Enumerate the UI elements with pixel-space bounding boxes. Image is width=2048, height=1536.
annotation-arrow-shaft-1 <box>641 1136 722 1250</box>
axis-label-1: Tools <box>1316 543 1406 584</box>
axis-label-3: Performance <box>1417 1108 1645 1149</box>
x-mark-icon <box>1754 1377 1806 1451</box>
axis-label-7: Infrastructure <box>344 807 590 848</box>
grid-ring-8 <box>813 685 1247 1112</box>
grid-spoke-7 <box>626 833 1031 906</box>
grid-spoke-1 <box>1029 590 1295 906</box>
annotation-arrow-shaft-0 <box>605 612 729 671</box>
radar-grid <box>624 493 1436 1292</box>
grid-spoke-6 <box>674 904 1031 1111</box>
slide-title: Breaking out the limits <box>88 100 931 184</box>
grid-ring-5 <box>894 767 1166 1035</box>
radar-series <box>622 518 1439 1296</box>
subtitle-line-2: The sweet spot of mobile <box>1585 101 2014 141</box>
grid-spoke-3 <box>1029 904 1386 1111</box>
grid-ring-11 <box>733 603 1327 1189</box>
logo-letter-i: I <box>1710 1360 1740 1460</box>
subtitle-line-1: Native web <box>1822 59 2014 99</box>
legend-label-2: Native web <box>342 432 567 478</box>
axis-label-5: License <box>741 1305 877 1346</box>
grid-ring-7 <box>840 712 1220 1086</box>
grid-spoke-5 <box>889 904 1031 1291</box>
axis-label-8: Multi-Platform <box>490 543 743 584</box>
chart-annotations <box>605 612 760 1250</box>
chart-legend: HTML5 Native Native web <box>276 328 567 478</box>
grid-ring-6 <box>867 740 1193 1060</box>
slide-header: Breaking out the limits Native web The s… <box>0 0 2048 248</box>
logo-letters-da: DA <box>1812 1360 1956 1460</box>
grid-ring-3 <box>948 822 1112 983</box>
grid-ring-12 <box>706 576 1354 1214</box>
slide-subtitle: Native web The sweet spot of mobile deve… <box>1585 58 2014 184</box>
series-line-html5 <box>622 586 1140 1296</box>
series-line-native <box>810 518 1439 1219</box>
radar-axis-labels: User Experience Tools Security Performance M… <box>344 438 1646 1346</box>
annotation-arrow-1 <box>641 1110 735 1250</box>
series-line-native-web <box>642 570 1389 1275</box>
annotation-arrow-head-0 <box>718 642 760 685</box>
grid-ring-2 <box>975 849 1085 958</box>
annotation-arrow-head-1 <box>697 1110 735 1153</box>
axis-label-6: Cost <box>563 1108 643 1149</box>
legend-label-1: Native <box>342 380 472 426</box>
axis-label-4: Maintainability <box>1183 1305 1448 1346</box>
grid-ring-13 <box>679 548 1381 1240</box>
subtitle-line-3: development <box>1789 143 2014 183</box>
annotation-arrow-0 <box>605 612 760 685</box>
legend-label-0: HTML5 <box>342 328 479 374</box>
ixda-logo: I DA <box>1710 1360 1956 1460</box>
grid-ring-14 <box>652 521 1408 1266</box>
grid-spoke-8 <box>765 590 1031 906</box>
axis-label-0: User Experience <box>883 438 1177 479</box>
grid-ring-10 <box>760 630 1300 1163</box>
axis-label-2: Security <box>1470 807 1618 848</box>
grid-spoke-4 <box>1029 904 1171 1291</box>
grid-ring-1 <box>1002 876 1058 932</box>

++++

Rewrite the listing from its first line through the line containing "axis-label-7: Infrastructure <box>344", changing "Performance" to "Speed" and keeping everything else the same. Give only those lines.

## WRITTEN REPLY
Enumerate the UI elements with pixel-space bounding boxes. Image is width=2048, height=1536.
annotation-arrow-shaft-1 <box>641 1136 722 1250</box>
axis-label-1: Tools <box>1316 543 1406 584</box>
axis-label-3: Speed <box>1417 1108 1645 1149</box>
x-mark-icon <box>1754 1377 1806 1451</box>
axis-label-7: Infrastructure <box>344 807 590 848</box>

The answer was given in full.